Objetivos:
(1) No trecho fornecido, qual é o lema secreto do país?
(2) Como você resumiria o trecho fornecido em duas frases?

O único sentido da vida para um homem é descobrir algo que ele possa fazer bem, e viver deste trabalho com dignidade, com orgulho de usar suas capacidades para desempenhar uma função.
O único Estado que se pode dizer próspero, ou corretamente governado, é o Estado que proporciona esta realização para seus súditos, o povo.
O Estado que se afasta disso cai inevitavelmente no seu oposto: um Estado em que o homem é o lobo do homem, o escravo do homem.
Um fazendeiro feliz: ele vê sua criação prosperar, suas terras, suas posses, os campos cheios, bem cultivados. As criações procriando, saudáveis.
Um fazendeiro infeliz: aquele que trabalha por nada, ou por muito pouco. Que vive quase que só com sua roupa do corpo. Mas que levanta todo dia às cinco da manhã, e vai trabalhar ininterruptamente até as outras cinco.
Que vai produzir, mas não terá boas estradas ou bom acesso ao mercado, e será explorado pelo atravessador. Será feito um tanto escravo.
Este é um de tantos exemplos. Podemos pensar nos custos dos tributos desproporcionados, complicados, injustos. Ou nos altíssimos juros, na inflação, nas dificuldades com a mão-de-obra, e com as múltiplas Justiças, ou a burocracia, ou a falência miserável dos serviços públicos, e tantas outras coisas que formam o “custo-Brasil”.
Vivermos num Estado que desonra tão cinicamente, tão corruptamente, tão estupidamente, a dignidade do trabalho de seu povo, é tão vergonhoso que não há palavras...
Isto é o que vivemos, é a isto que nós, queiramos ou não, em tão vários níveis, nos amoldamos e sofremos.
Chegamos a um ponto em que o mais profundo cinismo, com toda a carga pejorativa que adquiriu esta palavra, impera, é a regra.
Vermos os governantes corruptos, notoriamente corruptos, virem justificar toda esta corrupção. Fingirem que não existe corrupção, como se pastássemos, como se não pudéssemos dar crédito para o que acontece aos nossos olhos.
Desrespeitam todas as leis, sim. Fazem coisas censuráveis, coisas condenáveis, para ganhar muito dinheiro.
Um golpe em cada canto. Este é o lema secreto do país.

Listagem exibida:
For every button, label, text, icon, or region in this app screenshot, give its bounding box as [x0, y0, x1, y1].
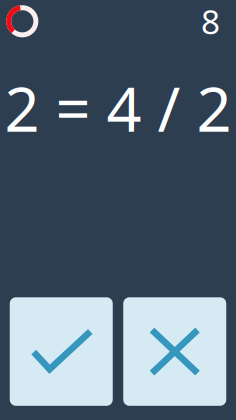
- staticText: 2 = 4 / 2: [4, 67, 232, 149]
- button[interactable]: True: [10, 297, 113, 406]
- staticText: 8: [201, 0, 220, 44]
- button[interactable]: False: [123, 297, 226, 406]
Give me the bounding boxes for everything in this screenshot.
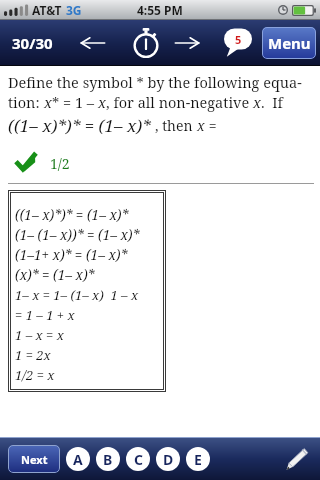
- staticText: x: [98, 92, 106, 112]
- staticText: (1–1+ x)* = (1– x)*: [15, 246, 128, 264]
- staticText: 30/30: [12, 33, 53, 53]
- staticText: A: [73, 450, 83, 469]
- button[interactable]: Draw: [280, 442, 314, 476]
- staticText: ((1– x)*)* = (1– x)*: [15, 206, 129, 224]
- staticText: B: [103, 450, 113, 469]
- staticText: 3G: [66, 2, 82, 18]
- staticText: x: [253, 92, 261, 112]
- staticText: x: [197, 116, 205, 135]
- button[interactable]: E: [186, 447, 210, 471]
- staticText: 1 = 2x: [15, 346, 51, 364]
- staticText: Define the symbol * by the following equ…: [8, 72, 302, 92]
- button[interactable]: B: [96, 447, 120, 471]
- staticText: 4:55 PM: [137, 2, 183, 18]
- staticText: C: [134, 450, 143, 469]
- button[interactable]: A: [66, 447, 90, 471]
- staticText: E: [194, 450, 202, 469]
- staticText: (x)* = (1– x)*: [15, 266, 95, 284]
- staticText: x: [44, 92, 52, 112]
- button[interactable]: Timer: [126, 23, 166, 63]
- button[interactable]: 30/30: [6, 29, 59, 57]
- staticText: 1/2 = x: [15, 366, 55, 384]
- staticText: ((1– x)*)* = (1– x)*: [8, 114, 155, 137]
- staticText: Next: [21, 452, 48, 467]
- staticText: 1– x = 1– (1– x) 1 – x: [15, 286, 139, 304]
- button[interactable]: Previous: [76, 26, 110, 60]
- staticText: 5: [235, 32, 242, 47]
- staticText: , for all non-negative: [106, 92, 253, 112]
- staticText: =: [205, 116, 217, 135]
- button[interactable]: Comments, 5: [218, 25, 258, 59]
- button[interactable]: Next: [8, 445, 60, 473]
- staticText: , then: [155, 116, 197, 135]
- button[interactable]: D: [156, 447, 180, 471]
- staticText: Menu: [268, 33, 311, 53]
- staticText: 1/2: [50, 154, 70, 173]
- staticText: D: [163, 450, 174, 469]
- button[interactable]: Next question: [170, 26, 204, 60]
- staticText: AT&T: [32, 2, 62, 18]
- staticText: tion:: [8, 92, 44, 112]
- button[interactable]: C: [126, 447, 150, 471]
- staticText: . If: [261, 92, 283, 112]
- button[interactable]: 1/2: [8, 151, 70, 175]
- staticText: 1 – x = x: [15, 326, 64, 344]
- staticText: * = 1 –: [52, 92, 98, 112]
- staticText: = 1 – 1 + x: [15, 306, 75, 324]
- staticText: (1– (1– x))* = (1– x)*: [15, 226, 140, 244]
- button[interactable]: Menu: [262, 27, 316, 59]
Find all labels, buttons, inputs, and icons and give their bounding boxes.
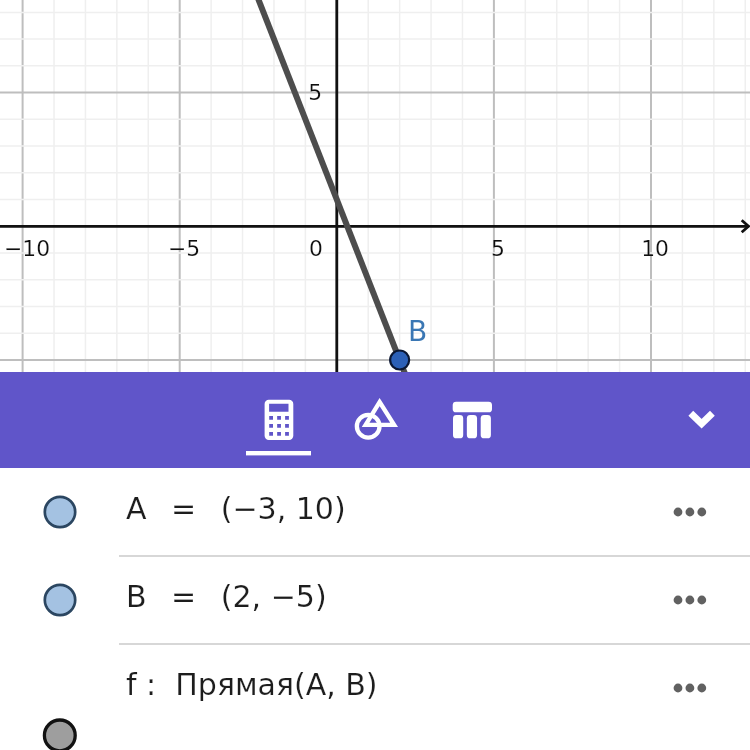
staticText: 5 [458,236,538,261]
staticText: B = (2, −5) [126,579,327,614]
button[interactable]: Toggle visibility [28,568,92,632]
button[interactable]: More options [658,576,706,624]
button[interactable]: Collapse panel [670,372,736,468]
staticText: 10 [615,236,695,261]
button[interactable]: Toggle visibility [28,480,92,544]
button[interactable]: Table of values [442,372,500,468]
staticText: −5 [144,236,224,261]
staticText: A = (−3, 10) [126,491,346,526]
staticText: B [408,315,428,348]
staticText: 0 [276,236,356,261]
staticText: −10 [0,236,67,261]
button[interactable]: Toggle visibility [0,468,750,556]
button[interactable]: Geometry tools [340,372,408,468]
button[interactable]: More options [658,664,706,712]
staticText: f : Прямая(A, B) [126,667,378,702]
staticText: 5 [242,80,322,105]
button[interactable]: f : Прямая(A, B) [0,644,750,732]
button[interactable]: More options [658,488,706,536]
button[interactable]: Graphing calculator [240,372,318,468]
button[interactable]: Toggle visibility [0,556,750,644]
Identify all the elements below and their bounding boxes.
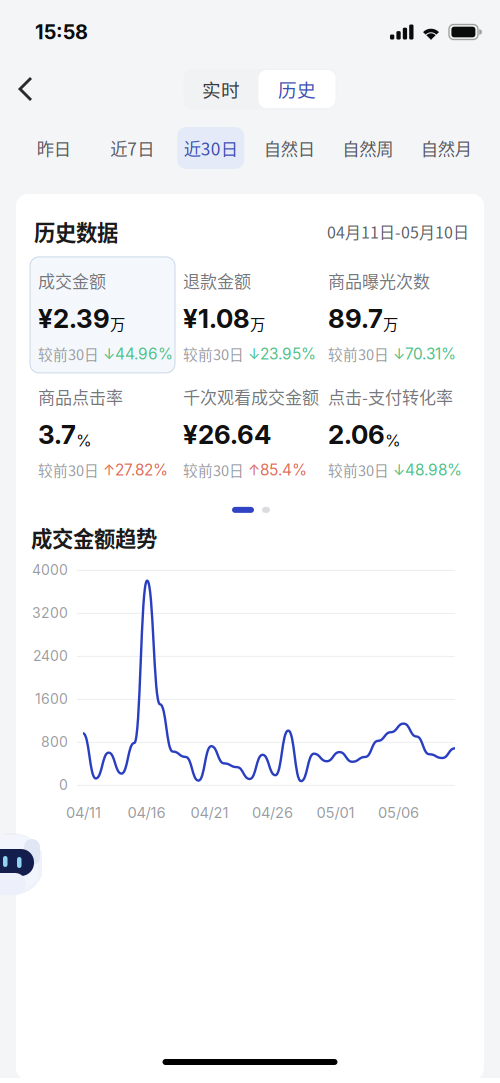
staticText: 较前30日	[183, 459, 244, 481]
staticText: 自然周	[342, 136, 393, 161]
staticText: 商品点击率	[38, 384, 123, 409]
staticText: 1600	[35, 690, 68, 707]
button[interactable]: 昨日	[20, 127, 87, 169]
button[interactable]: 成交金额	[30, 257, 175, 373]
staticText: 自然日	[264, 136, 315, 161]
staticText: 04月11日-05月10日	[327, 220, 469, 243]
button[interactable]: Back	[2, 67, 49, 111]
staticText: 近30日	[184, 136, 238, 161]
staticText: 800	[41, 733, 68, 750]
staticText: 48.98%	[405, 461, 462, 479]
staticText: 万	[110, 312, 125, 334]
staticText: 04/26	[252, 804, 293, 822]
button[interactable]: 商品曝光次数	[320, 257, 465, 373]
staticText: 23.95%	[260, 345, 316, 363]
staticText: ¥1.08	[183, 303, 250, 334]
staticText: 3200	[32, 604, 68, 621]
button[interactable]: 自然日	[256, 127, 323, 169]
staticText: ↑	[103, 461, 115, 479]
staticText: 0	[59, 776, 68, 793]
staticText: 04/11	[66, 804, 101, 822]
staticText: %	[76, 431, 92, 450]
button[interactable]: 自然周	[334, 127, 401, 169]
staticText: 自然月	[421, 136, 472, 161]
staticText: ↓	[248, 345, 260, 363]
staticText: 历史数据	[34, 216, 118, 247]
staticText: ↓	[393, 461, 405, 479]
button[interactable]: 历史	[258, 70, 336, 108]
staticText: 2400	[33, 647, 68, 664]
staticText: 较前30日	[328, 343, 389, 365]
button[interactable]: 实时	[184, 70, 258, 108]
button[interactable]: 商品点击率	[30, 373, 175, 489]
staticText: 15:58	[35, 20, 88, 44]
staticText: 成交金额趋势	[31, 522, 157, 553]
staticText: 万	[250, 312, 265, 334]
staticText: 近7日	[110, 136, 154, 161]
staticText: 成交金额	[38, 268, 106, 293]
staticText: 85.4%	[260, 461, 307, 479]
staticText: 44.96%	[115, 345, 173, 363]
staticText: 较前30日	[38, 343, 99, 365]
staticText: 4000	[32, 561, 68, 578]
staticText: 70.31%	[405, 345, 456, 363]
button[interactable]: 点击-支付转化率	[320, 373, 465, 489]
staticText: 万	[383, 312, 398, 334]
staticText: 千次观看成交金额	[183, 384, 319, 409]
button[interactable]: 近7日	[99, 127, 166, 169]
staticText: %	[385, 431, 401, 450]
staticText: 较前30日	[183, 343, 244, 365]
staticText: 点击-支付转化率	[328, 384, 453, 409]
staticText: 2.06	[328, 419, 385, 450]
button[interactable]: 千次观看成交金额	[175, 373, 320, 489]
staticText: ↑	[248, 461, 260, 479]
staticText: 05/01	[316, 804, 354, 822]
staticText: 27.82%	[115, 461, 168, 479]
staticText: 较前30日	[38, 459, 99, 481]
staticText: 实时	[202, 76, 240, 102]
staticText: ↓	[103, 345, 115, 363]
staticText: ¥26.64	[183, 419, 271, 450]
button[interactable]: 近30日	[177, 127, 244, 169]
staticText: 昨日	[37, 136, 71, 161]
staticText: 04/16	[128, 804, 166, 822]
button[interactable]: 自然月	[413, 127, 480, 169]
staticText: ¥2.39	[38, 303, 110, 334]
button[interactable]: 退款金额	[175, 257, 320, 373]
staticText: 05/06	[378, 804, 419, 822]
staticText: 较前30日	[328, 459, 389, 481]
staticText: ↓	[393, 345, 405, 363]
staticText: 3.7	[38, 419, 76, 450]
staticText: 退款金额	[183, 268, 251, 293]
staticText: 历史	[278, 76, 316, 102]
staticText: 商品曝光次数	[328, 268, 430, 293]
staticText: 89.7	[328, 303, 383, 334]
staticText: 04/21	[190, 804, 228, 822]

Respostas por tarefa:
(1) Um golpe em cada canto.

(2) O único sentido da vida para um homem é descobrir algo que faça bem e viver desse trabalho com dignidade, e só é próspero o Estado que proporciona essa realização ao povo. O Estado em que vivemos, porém, desonra a dignidade do trabalho com tributos injustos, juros altos, burocracia, falência dos serviços públicos e governantes corruptos que fingem que a corrupção não existe.